» **TASK**
Omit the pictures and output every entry below exactly as written.

» **SUPPLIED INFORMATION**

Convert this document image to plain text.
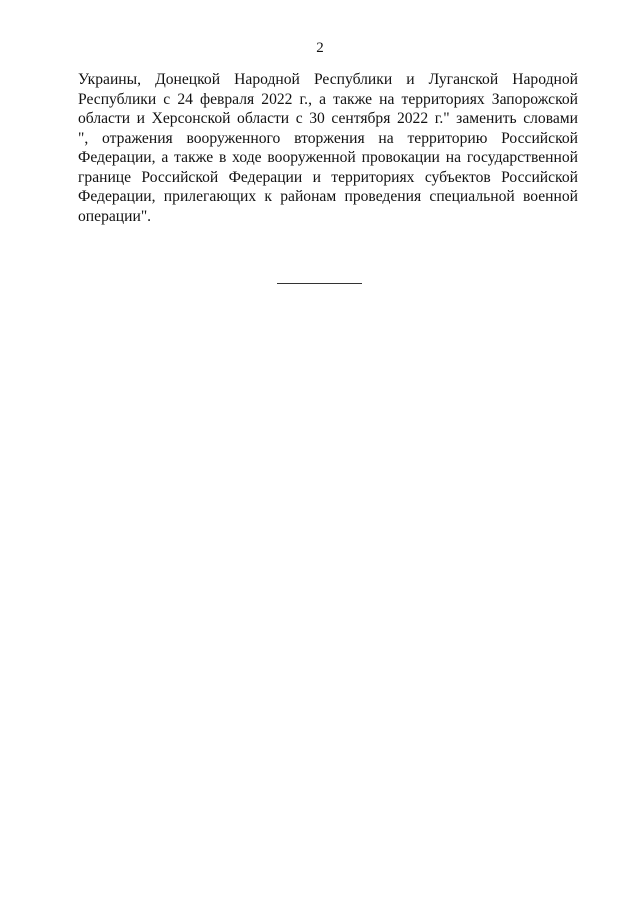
2
Украины, Донецкой Народной Республики и Луганской Народной
Республики с 24 февраля 2022 г., а также на территориях Запорожской
области и Херсонской области с 30 сентября 2022 г." заменить словами
", отражения вооруженного вторжения на территорию Российской
Федерации, а также в ходе вооруженной провокации на государственной
границе Российской Федерации и территориях субъектов Российской
Федерации, прилегающих к районам проведения специальной военной
операции".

» **OUTPUT OF THE TASK**
Convert this document image to plain text.
2
Украины, Донецкой Народной Республики и Луганской Народной
Республики с 24 февраля 2022 г., а также на территориях Запорожской
области и Херсонской области с 30 сентября 2022 г." заменить словами
", отражения вооруженного вторжения на территорию Российской
Федерации, а также в ходе вооруженной провокации на государственной
границе Российской Федерации и территориях субъектов Российской
Федерации, прилегающих к районам проведения специальной военной
операции".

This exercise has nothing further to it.